• To be done:
Look below and pull out each line with the word "Bigot".

• Entries provided:

########

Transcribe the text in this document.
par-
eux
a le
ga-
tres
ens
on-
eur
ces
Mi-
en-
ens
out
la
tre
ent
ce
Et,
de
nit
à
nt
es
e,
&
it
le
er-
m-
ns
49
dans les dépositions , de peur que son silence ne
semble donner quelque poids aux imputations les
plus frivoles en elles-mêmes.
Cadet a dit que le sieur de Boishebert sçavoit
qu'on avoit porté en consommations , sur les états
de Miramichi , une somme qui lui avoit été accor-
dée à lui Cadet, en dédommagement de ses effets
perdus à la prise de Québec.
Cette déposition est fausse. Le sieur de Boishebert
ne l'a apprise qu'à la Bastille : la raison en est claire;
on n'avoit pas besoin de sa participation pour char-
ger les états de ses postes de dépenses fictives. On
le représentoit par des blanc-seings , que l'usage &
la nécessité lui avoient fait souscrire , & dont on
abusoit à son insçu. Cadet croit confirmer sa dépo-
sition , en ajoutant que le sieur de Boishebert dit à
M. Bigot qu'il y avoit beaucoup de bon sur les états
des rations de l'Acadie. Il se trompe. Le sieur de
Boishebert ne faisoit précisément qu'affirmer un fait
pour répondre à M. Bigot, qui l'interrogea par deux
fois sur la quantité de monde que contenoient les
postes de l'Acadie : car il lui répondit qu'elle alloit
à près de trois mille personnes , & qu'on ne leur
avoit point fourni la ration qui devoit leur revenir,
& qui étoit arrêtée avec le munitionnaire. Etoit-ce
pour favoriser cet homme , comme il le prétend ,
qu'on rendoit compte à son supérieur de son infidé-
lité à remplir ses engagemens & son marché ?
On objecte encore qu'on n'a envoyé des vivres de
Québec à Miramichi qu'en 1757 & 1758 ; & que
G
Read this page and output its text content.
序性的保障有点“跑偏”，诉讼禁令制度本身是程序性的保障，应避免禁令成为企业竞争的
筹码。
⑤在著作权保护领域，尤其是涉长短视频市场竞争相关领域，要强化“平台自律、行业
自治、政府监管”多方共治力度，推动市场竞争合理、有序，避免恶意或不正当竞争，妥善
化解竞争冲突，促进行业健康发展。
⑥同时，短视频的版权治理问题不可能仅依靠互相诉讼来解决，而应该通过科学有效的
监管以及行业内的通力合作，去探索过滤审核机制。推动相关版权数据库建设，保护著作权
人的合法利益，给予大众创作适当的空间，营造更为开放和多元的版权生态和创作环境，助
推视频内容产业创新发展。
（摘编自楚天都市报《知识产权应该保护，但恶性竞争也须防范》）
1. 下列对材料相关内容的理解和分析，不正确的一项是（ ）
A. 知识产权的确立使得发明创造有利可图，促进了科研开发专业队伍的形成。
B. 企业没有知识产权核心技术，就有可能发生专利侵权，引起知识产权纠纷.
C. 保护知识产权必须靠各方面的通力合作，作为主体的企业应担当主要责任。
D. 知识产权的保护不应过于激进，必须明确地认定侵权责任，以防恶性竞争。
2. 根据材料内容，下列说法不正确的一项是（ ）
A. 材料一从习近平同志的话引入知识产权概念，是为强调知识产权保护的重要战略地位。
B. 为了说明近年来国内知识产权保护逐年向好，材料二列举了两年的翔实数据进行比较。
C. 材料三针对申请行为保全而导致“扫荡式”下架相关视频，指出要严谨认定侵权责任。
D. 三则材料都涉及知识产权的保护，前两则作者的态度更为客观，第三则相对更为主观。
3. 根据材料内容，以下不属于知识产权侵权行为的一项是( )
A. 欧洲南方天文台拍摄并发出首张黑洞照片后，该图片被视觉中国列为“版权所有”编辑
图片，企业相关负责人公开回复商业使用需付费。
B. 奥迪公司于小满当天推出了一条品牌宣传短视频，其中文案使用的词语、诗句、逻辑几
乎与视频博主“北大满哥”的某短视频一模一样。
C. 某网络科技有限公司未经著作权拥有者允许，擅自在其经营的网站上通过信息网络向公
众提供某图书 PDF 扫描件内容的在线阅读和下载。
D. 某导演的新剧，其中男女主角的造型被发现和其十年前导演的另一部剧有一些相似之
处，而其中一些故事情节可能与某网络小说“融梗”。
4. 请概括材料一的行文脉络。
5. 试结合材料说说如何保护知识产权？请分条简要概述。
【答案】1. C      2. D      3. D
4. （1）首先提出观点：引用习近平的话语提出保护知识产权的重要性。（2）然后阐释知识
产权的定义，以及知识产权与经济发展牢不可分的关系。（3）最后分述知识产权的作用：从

########

• Exercise answer:
M. Bigot qu'il y avoit beaucoup de bon sur les états
pour répondre à M. Bigot, qui l'interrogea par deux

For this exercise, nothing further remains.